**Aim:**
Can you reproduce the data beneath, keeping every line exact?
>> begin Material for this exercise
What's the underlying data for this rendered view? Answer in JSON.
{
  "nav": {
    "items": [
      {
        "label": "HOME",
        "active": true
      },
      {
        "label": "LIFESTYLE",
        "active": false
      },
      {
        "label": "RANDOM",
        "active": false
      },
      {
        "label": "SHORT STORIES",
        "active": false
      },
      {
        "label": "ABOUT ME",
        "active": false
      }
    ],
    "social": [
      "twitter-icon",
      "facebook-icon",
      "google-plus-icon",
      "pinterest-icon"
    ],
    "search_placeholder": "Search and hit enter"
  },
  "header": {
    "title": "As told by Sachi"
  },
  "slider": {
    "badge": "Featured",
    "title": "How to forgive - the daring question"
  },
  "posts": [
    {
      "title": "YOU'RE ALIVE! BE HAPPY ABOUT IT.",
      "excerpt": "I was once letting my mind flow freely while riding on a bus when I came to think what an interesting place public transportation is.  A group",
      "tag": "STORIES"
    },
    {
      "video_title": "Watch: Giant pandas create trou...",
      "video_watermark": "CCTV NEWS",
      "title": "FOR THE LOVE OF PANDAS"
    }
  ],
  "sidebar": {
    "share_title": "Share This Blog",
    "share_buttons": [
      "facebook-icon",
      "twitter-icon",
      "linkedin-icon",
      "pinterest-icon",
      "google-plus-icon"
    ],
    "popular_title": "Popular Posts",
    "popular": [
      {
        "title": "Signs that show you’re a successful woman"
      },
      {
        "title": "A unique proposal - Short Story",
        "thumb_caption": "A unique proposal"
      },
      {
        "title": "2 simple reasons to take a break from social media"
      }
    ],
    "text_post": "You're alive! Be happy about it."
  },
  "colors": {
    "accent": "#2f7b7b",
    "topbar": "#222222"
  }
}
>> end Material for this exercise
**Response to the task:**
What's the underlying data for this rendered view? Answer in JSON.
{
  "nav": {
    "items": [
      {
        "label": "HOME",
        "active": true
      },
      {
        "label": "LIFESTYLE",
        "active": false
      },
      {
        "label": "RANDOM",
        "active": false
      },
      {
        "label": "SHORT STORIES",
        "active": false
      },
      {
        "label": "ABOUT ME",
        "active": false
      }
    ],
    "social": [
      "twitter-icon",
      "facebook-icon",
      "google-plus-icon",
      "pinterest-icon"
    ],
    "search_placeholder": "Search and hit enter"
  },
  "header": {
    "title": "As told by Sachi"
  },
  "slider": {
    "badge": "Featured",
    "title": "How to forgive - the daring question"
  },
  "posts": [
    {
      "title": "YOU'RE ALIVE! BE HAPPY ABOUT IT.",
      "excerpt": "I was once letting my mind flow freely while riding on a bus when I came to think what an interesting place public transportation is.  A group",
      "tag": "STORIES"
    },
    {
      "video_title": "Watch: Giant pandas create trou...",
      "video_watermark": "CCTV NEWS",
      "title": "FOR THE LOVE OF PANDAS"
    }
  ],
  "sidebar": {
    "share_title": "Share This Blog",
    "share_buttons": [
      "facebook-icon",
      "twitter-icon",
      "linkedin-icon",
      "pinterest-icon",
      "google-plus-icon"
    ],
    "popular_title": "Popular Posts",
    "popular": [
      {
        "title": "Signs that show you’re a successful woman"
      },
      {
        "title": "A unique proposal - Short Story",
        "thumb_caption": "A unique proposal"
      },
      {
        "title": "2 simple reasons to take a break from social media"
      }
    ],
    "text_post": "You're alive! Be happy about it."
  },
  "colors": {
    "accent": "#2f7b7b",
    "topbar": "#222222"
  }
}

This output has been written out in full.